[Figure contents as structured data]
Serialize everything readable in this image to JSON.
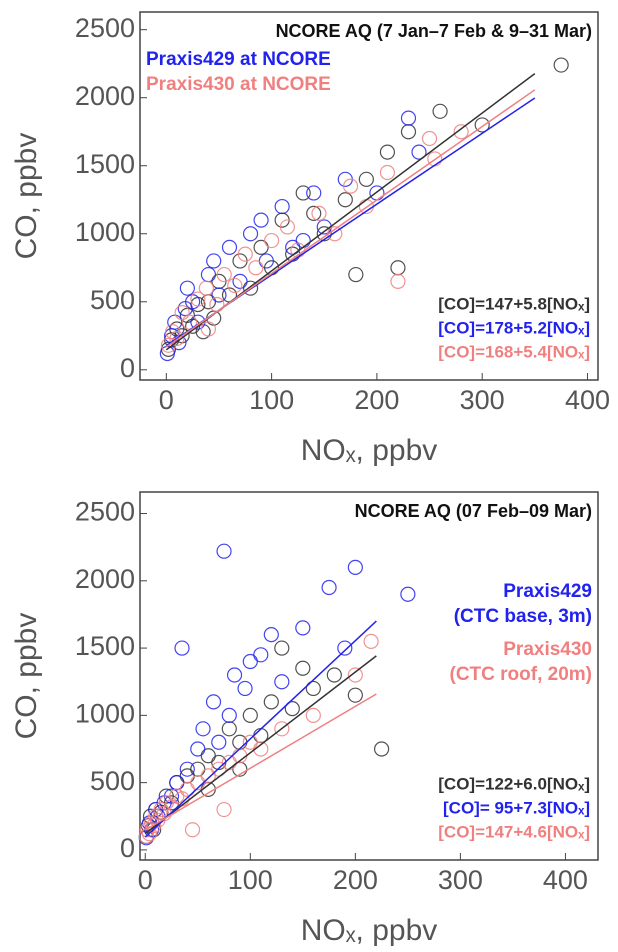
{
  "chart_data": [
    {
      "type": "scatter",
      "title": "NCORE AQ (7 Jan–7 Feb & 9–31 Mar)",
      "xlabel": "NOₓ, ppbv",
      "ylabel": "CO, ppbv",
      "xlim": [
        -25,
        410
      ],
      "ylim": [
        -75,
        2630
      ],
      "xticks": [
        0,
        100,
        200,
        300,
        400
      ],
      "yticks": [
        0,
        500,
        1000,
        1500,
        2000,
        2500
      ],
      "legend": "upper left",
      "series": [
        {
          "color": "#333333",
          "x": [
            2,
            5,
            10,
            15,
            20,
            25,
            30,
            40,
            45,
            50,
            60,
            70,
            80,
            90,
            100,
            110,
            120,
            130,
            150,
            170,
            190,
            210,
            230,
            260,
            300,
            375,
            220,
            180,
            140,
            35
          ],
          "y": [
            150,
            220,
            300,
            250,
            400,
            320,
            480,
            500,
            380,
            650,
            550,
            800,
            600,
            900,
            750,
            1100,
            850,
            1300,
            1000,
            1250,
            1400,
            1600,
            1750,
            1900,
            1800,
            2240,
            750,
            700,
            1150,
            280
          ],
          "fit": {
            "intercept": 147,
            "slope": 5.8,
            "x_range": [
              0,
              350
            ],
            "label": "[CO]=147+5.8[NOₓ]"
          }
        },
        {
          "name": [
            "Praxis429 at NCORE"
          ],
          "color": "#2222ee",
          "x": [
            1,
            5,
            8,
            12,
            18,
            25,
            30,
            40,
            50,
            60,
            70,
            80,
            95,
            110,
            120,
            140,
            150,
            170,
            200,
            240,
            230,
            20,
            45,
            90,
            130
          ],
          "y": [
            120,
            250,
            350,
            200,
            450,
            500,
            350,
            700,
            550,
            900,
            650,
            1000,
            800,
            1200,
            900,
            1300,
            1050,
            1400,
            1300,
            1600,
            1850,
            600,
            800,
            1100,
            950
          ],
          "fit": {
            "intercept": 178,
            "slope": 5.2,
            "x_range": [
              0,
              350
            ],
            "label": "[CO]=178+5.2[NOₓ]"
          }
        },
        {
          "name": [
            "Praxis430 at NCORE"
          ],
          "color": "#f08080",
          "x": [
            2,
            6,
            10,
            15,
            22,
            30,
            38,
            48,
            55,
            65,
            75,
            85,
            100,
            115,
            125,
            145,
            160,
            175,
            190,
            210,
            250,
            280,
            255,
            40,
            220
          ],
          "y": [
            180,
            280,
            230,
            420,
            350,
            520,
            600,
            480,
            700,
            620,
            850,
            750,
            950,
            1050,
            880,
            1150,
            1000,
            1350,
            1200,
            1450,
            1700,
            1750,
            1550,
            300,
            650
          ],
          "fit": {
            "intercept": 168,
            "slope": 5.4,
            "x_range": [
              0,
              350
            ],
            "label": "[CO]=168+5.4[NOₓ]"
          }
        }
      ]
    },
    {
      "type": "scatter",
      "title": "NCORE AQ (07 Feb–09 Mar)",
      "xlabel": "NOₓ, ppbv",
      "ylabel": "CO, ppbv",
      "xlim": [
        -5,
        431
      ],
      "ylim": [
        -75,
        2660
      ],
      "xticks": [
        0,
        100,
        200,
        300,
        400
      ],
      "yticks": [
        0,
        500,
        1000,
        1500,
        2000,
        2500
      ],
      "legend": "upper right",
      "series": [
        {
          "color": "#333333",
          "x": [
            1,
            3,
            5,
            8,
            10,
            15,
            20,
            25,
            30,
            40,
            50,
            60,
            70,
            80,
            90,
            100,
            110,
            120,
            140,
            160,
            180,
            200,
            225,
            150,
            130,
            60,
            90
          ],
          "y": [
            100,
            180,
            250,
            150,
            300,
            280,
            400,
            350,
            500,
            550,
            600,
            700,
            650,
            900,
            800,
            1000,
            850,
            1100,
            1050,
            1200,
            1300,
            1150,
            750,
            1350,
            1500,
            450,
            600
          ],
          "fit": {
            "intercept": 122,
            "slope": 6.0,
            "x_range": [
              0,
              220
            ],
            "label": "[CO]=122+6.0[NOₓ]"
          }
        },
        {
          "name": [
            "Praxis429",
            "(CTC base, 3m)"
          ],
          "color": "#2222ee",
          "x": [
            1,
            4,
            6,
            10,
            12,
            18,
            25,
            30,
            40,
            50,
            55,
            65,
            75,
            80,
            85,
            95,
            100,
            110,
            120,
            130,
            150,
            175,
            200,
            250,
            190,
            35,
            70
          ],
          "y": [
            90,
            200,
            150,
            300,
            250,
            350,
            400,
            500,
            600,
            750,
            900,
            1100,
            2220,
            1000,
            1300,
            1200,
            1400,
            1450,
            1600,
            1250,
            1650,
            1950,
            2100,
            1900,
            1500,
            1500,
            800
          ],
          "fit": {
            "intercept": 95,
            "slope": 7.3,
            "x_range": [
              0,
              220
            ],
            "label": "[CO]= 95+7.3[NOₓ]"
          }
        },
        {
          "name": [
            "Praxis430",
            "(CTC roof, 20m)"
          ],
          "color": "#f08080",
          "x": [
            1,
            2,
            4,
            6,
            8,
            10,
            12,
            15,
            18,
            20,
            25,
            30,
            35,
            40,
            50,
            60,
            70,
            80,
            90,
            100,
            110,
            130,
            160,
            200,
            215,
            45,
            75
          ],
          "y": [
            100,
            150,
            120,
            200,
            180,
            250,
            220,
            300,
            270,
            350,
            320,
            400,
            380,
            450,
            500,
            550,
            600,
            650,
            700,
            800,
            750,
            900,
            1000,
            1300,
            1550,
            150,
            300
          ],
          "fit": {
            "intercept": 147,
            "slope": 4.6,
            "x_range": [
              0,
              220
            ],
            "label": "[CO]=147+4.6[NOₓ]"
          }
        }
      ]
    }
  ]
}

[WORK REQUIRED]
Without the pictures, print the whole listing exactly as given.

[ANSWER]
Serialize everything readable in this image to JSON.
{
  "chart_data": [
    {
      "type": "scatter",
      "title": "NCORE AQ (7 Jan–7 Feb & 9–31 Mar)",
      "xlabel": "NOₓ, ppbv",
      "ylabel": "CO, ppbv",
      "xlim": [
        -25,
        410
      ],
      "ylim": [
        -75,
        2630
      ],
      "xticks": [
        0,
        100,
        200,
        300,
        400
      ],
      "yticks": [
        0,
        500,
        1000,
        1500,
        2000,
        2500
      ],
      "legend": "upper left",
      "series": [
        {
          "color": "#333333",
          "x": [
            2,
            5,
            10,
            15,
            20,
            25,
            30,
            40,
            45,
            50,
            60,
            70,
            80,
            90,
            100,
            110,
            120,
            130,
            150,
            170,
            190,
            210,
            230,
            260,
            300,
            375,
            220,
            180,
            140,
            35
          ],
          "y": [
            150,
            220,
            300,
            250,
            400,
            320,
            480,
            500,
            380,
            650,
            550,
            800,
            600,
            900,
            750,
            1100,
            850,
            1300,
            1000,
            1250,
            1400,
            1600,
            1750,
            1900,
            1800,
            2240,
            750,
            700,
            1150,
            280
          ],
          "fit": {
            "intercept": 147,
            "slope": 5.8,
            "x_range": [
              0,
              350
            ],
            "label": "[CO]=147+5.8[NOₓ]"
          }
        },
        {
          "name": [
            "Praxis429 at NCORE"
          ],
          "color": "#2222ee",
          "x": [
            1,
            5,
            8,
            12,
            18,
            25,
            30,
            40,
            50,
            60,
            70,
            80,
            95,
            110,
            120,
            140,
            150,
            170,
            200,
            240,
            230,
            20,
            45,
            90,
            130
          ],
          "y": [
            120,
            250,
            350,
            200,
            450,
            500,
            350,
            700,
            550,
            900,
            650,
            1000,
            800,
            1200,
            900,
            1300,
            1050,
            1400,
            1300,
            1600,
            1850,
            600,
            800,
            1100,
            950
          ],
          "fit": {
            "intercept": 178,
            "slope": 5.2,
            "x_range": [
              0,
              350
            ],
            "label": "[CO]=178+5.2[NOₓ]"
          }
        },
        {
          "name": [
            "Praxis430 at NCORE"
          ],
          "color": "#f08080",
          "x": [
            2,
            6,
            10,
            15,
            22,
            30,
            38,
            48,
            55,
            65,
            75,
            85,
            100,
            115,
            125,
            145,
            160,
            175,
            190,
            210,
            250,
            280,
            255,
            40,
            220
          ],
          "y": [
            180,
            280,
            230,
            420,
            350,
            520,
            600,
            480,
            700,
            620,
            850,
            750,
            950,
            1050,
            880,
            1150,
            1000,
            1350,
            1200,
            1450,
            1700,
            1750,
            1550,
            300,
            650
          ],
          "fit": {
            "intercept": 168,
            "slope": 5.4,
            "x_range": [
              0,
              350
            ],
            "label": "[CO]=168+5.4[NOₓ]"
          }
        }
      ]
    },
    {
      "type": "scatter",
      "title": "NCORE AQ (07 Feb–09 Mar)",
      "xlabel": "NOₓ, ppbv",
      "ylabel": "CO, ppbv",
      "xlim": [
        -5,
        431
      ],
      "ylim": [
        -75,
        2660
      ],
      "xticks": [
        0,
        100,
        200,
        300,
        400
      ],
      "yticks": [
        0,
        500,
        1000,
        1500,
        2000,
        2500
      ],
      "legend": "upper right",
      "series": [
        {
          "color": "#333333",
          "x": [
            1,
            3,
            5,
            8,
            10,
            15,
            20,
            25,
            30,
            40,
            50,
            60,
            70,
            80,
            90,
            100,
            110,
            120,
            140,
            160,
            180,
            200,
            225,
            150,
            130,
            60,
            90
          ],
          "y": [
            100,
            180,
            250,
            150,
            300,
            280,
            400,
            350,
            500,
            550,
            600,
            700,
            650,
            900,
            800,
            1000,
            850,
            1100,
            1050,
            1200,
            1300,
            1150,
            750,
            1350,
            1500,
            450,
            600
          ],
          "fit": {
            "intercept": 122,
            "slope": 6.0,
            "x_range": [
              0,
              220
            ],
            "label": "[CO]=122+6.0[NOₓ]"
          }
        },
        {
          "name": [
            "Praxis429",
            "(CTC base, 3m)"
          ],
          "color": "#2222ee",
          "x": [
            1,
            4,
            6,
            10,
            12,
            18,
            25,
            30,
            40,
            50,
            55,
            65,
            75,
            80,
            85,
            95,
            100,
            110,
            120,
            130,
            150,
            175,
            200,
            250,
            190,
            35,
            70
          ],
          "y": [
            90,
            200,
            150,
            300,
            250,
            350,
            400,
            500,
            600,
            750,
            900,
            1100,
            2220,
            1000,
            1300,
            1200,
            1400,
            1450,
            1600,
            1250,
            1650,
            1950,
            2100,
            1900,
            1500,
            1500,
            800
          ],
          "fit": {
            "intercept": 95,
            "slope": 7.3,
            "x_range": [
              0,
              220
            ],
            "label": "[CO]= 95+7.3[NOₓ]"
          }
        },
        {
          "name": [
            "Praxis430",
            "(CTC roof, 20m)"
          ],
          "color": "#f08080",
          "x": [
            1,
            2,
            4,
            6,
            8,
            10,
            12,
            15,
            18,
            20,
            25,
            30,
            35,
            40,
            50,
            60,
            70,
            80,
            90,
            100,
            110,
            130,
            160,
            200,
            215,
            45,
            75
          ],
          "y": [
            100,
            150,
            120,
            200,
            180,
            250,
            220,
            300,
            270,
            350,
            320,
            400,
            380,
            450,
            500,
            550,
            600,
            650,
            700,
            800,
            750,
            900,
            1000,
            1300,
            1550,
            150,
            300
          ],
          "fit": {
            "intercept": 147,
            "slope": 4.6,
            "x_range": [
              0,
              220
            ],
            "label": "[CO]=147+4.6[NOₓ]"
          }
        }
      ]
    }
  ]
}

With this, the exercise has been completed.